● **Set exercise**: Would you set down every entry shown below, precisely as written?

Entries taken from a collection
....
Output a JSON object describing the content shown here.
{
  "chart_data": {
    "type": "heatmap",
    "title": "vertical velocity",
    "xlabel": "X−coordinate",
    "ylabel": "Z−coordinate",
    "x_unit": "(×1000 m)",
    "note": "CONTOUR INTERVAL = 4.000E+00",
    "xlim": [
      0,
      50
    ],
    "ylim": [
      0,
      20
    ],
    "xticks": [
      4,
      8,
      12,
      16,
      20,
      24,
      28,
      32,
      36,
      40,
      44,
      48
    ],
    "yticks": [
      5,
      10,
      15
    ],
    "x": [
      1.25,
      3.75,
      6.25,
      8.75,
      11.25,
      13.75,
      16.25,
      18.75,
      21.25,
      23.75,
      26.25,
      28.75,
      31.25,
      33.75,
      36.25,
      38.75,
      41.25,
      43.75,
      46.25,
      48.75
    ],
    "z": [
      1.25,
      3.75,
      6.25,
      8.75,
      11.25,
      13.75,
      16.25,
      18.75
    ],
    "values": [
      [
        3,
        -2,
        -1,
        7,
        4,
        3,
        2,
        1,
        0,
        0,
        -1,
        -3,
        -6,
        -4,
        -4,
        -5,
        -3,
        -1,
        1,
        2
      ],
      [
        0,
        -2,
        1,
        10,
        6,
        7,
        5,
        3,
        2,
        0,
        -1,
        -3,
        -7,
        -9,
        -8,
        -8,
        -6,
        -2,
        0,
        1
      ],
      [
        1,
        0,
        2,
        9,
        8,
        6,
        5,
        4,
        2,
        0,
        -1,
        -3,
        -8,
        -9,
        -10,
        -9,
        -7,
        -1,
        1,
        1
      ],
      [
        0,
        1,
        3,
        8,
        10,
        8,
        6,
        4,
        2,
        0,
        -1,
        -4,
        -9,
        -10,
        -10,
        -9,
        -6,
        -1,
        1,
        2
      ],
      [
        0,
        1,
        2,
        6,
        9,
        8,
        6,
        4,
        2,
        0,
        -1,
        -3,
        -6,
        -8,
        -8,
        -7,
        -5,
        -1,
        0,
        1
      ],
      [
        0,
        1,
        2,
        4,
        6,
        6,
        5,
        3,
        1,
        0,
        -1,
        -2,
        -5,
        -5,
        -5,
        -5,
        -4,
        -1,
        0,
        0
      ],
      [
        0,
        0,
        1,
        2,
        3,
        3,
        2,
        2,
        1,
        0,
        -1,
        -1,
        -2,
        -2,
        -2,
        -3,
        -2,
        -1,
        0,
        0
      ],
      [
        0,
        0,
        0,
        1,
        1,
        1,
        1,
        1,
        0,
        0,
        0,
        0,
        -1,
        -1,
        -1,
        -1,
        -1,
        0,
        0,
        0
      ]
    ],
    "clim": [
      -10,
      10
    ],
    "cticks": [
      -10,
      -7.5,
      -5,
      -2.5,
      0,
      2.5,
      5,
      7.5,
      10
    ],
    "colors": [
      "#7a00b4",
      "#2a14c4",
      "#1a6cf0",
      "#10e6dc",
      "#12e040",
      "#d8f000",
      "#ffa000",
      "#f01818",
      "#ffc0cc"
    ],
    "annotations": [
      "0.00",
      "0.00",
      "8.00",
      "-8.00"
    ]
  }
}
....
● **Exercise output**:
Output a JSON object describing the content shown here.
{
  "chart_data": {
    "type": "heatmap",
    "title": "vertical velocity",
    "xlabel": "X−coordinate",
    "ylabel": "Z−coordinate",
    "x_unit": "(×1000 m)",
    "note": "CONTOUR INTERVAL = 4.000E+00",
    "xlim": [
      0,
      50
    ],
    "ylim": [
      0,
      20
    ],
    "xticks": [
      4,
      8,
      12,
      16,
      20,
      24,
      28,
      32,
      36,
      40,
      44,
      48
    ],
    "yticks": [
      5,
      10,
      15
    ],
    "x": [
      1.25,
      3.75,
      6.25,
      8.75,
      11.25,
      13.75,
      16.25,
      18.75,
      21.25,
      23.75,
      26.25,
      28.75,
      31.25,
      33.75,
      36.25,
      38.75,
      41.25,
      43.75,
      46.25,
      48.75
    ],
    "z": [
      1.25,
      3.75,
      6.25,
      8.75,
      11.25,
      13.75,
      16.25,
      18.75
    ],
    "values": [
      [
        3,
        -2,
        -1,
        7,
        4,
        3,
        2,
        1,
        0,
        0,
        -1,
        -3,
        -6,
        -4,
        -4,
        -5,
        -3,
        -1,
        1,
        2
      ],
      [
        0,
        -2,
        1,
        10,
        6,
        7,
        5,
        3,
        2,
        0,
        -1,
        -3,
        -7,
        -9,
        -8,
        -8,
        -6,
        -2,
        0,
        1
      ],
      [
        1,
        0,
        2,
        9,
        8,
        6,
        5,
        4,
        2,
        0,
        -1,
        -3,
        -8,
        -9,
        -10,
        -9,
        -7,
        -1,
        1,
        1
      ],
      [
        0,
        1,
        3,
        8,
        10,
        8,
        6,
        4,
        2,
        0,
        -1,
        -4,
        -9,
        -10,
        -10,
        -9,
        -6,
        -1,
        1,
        2
      ],
      [
        0,
        1,
        2,
        6,
        9,
        8,
        6,
        4,
        2,
        0,
        -1,
        -3,
        -6,
        -8,
        -8,
        -7,
        -5,
        -1,
        0,
        1
      ],
      [
        0,
        1,
        2,
        4,
        6,
        6,
        5,
        3,
        1,
        0,
        -1,
        -2,
        -5,
        -5,
        -5,
        -5,
        -4,
        -1,
        0,
        0
      ],
      [
        0,
        0,
        1,
        2,
        3,
        3,
        2,
        2,
        1,
        0,
        -1,
        -1,
        -2,
        -2,
        -2,
        -3,
        -2,
        -1,
        0,
        0
      ],
      [
        0,
        0,
        0,
        1,
        1,
        1,
        1,
        1,
        0,
        0,
        0,
        0,
        -1,
        -1,
        -1,
        -1,
        -1,
        0,
        0,
        0
      ]
    ],
    "clim": [
      -10,
      10
    ],
    "cticks": [
      -10,
      -7.5,
      -5,
      -2.5,
      0,
      2.5,
      5,
      7.5,
      10
    ],
    "colors": [
      "#7a00b4",
      "#2a14c4",
      "#1a6cf0",
      "#10e6dc",
      "#12e040",
      "#d8f000",
      "#ffa000",
      "#f01818",
      "#ffc0cc"
    ],
    "annotations": [
      "0.00",
      "0.00",
      "8.00",
      "-8.00"
    ]
  }
}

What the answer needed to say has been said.